▶ **Dataset rows**:
- - -

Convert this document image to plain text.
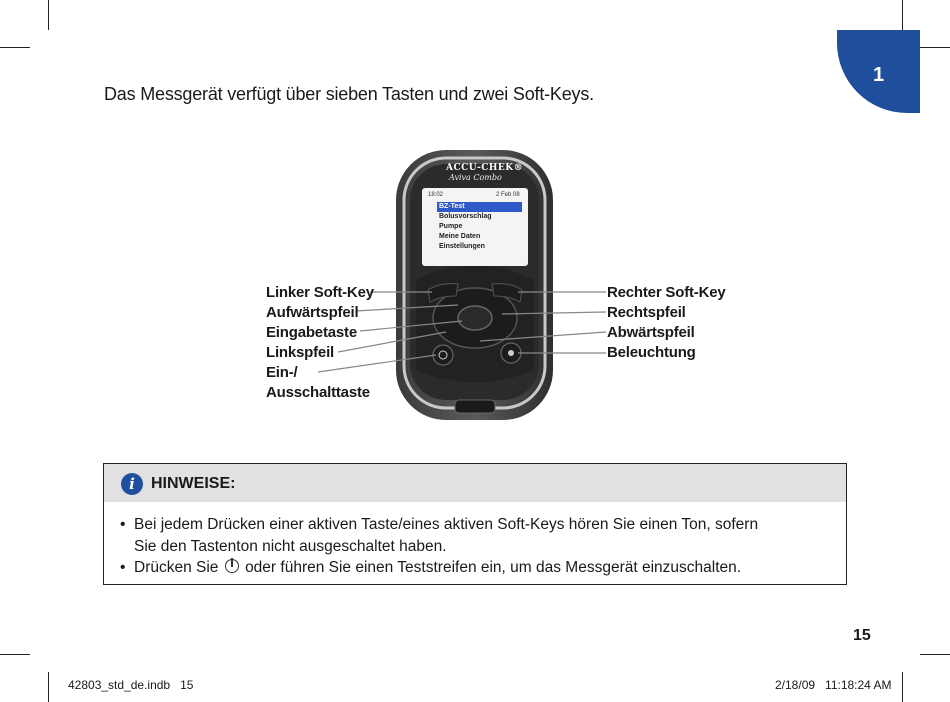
1
Das Messgerät verfügt über sieben Tasten und zwei Soft-Keys.
ACCU-CHEK®
Aviva Combo
18:02	2 Feb 08
BZ-Test
Bolusvorschlag
Pumpe
Meine Daten
Einstellungen
Linker Soft-Key
Aufwärtspfeil
Eingabetaste
Linkspfeil
Ein-/
Ausschalttaste
Rechter Soft-Key
Rechtspfeil
Abwärtspfeil
Beleuchtung
i	HINWEISE:
• Bei jedem Drücken einer aktiven Taste/eines aktiven Soft-Keys hören Sie einen Ton, sofern
Sie den Tastenton nicht ausgeschaltet haben.
• Drücken Sie oder führen Sie einen Teststreifen ein, um das Messgerät einzuschalten.
15
42803_std_de.indb   15	2/18/09   11:18:24 AM
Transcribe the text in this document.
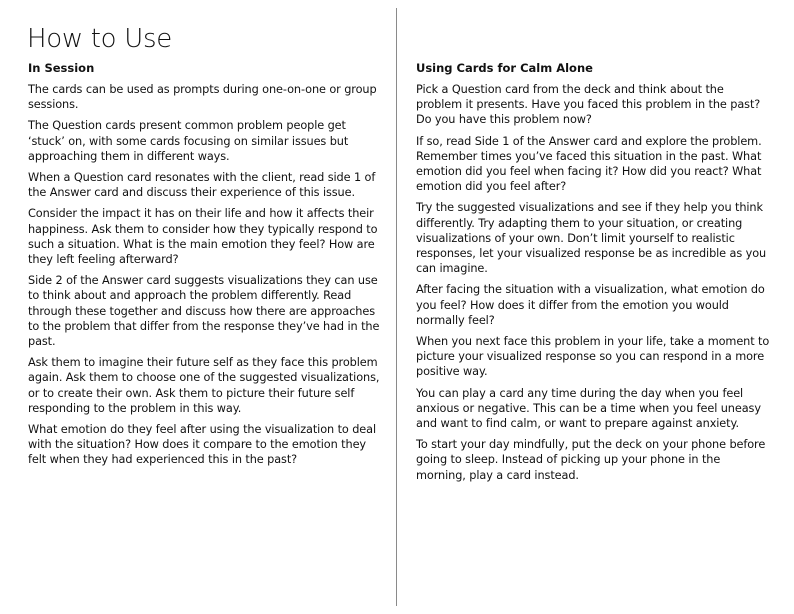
How to Use
In Session

The cards can be used as prompts during one-on-one or group sessions.

The Question cards present common problem people get ‘stuck’ on, with some cards focusing on similar issues but approaching them in different ways.

When a Question card resonates with the client, read side 1 of the Answer card and discuss their experience of this issue.

Consider the impact it has on their life and how it affects their happiness. Ask them to consider how they typically respond to such a situation. What is the main emotion they feel? How are they left feeling afterward?

Side 2 of the Answer card suggests visualizations they can use to think about and approach the problem differently. Read through these together and discuss how there are approaches to the problem that differ from the response they’ve had in the past.

Ask them to imagine their future self as they face this problem again. Ask them to choose one of the suggested visualizations, or to create their own. Ask them to picture their future self responding to the problem in this way.

What emotion do they feel after using the visualization to deal with the situation? How does it compare to the emotion they felt when they had experienced this in the past?

Using Cards for Calm Alone

Pick a Question card from the deck and think about the problem it presents. Have you faced this problem in the past? Do you have this problem now?

If so, read Side 1 of the Answer card and explore the problem. Remember times you’ve faced this situation in the past. What emotion did you feel when facing it? How did you react? What emotion did you feel after?

Try the suggested visualizations and see if they help you think differently. Try adapting them to your situation, or creating visualizations of your own. Don’t limit yourself to realistic responses, let your visualized response be as incredible as you can imagine.

After facing the situation with a visualization, what emotion do you feel? How does it differ from the emotion you would normally feel?

When you next face this problem in your life, take a moment to picture your visualized response so you can respond in a more positive way.

You can play a card any time during the day when you feel anxious or negative. This can be a time when you feel uneasy and want to find calm, or want to prepare against anxiety.

To start your day mindfully, put the deck on your phone before going to sleep. Instead of picking up your phone in the morning, play a card instead.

- - -

▶ **Problem statement**: Using the listing, say how many lines include the word "Answer", and add nothing else.

▶ **Exercise solution**: 3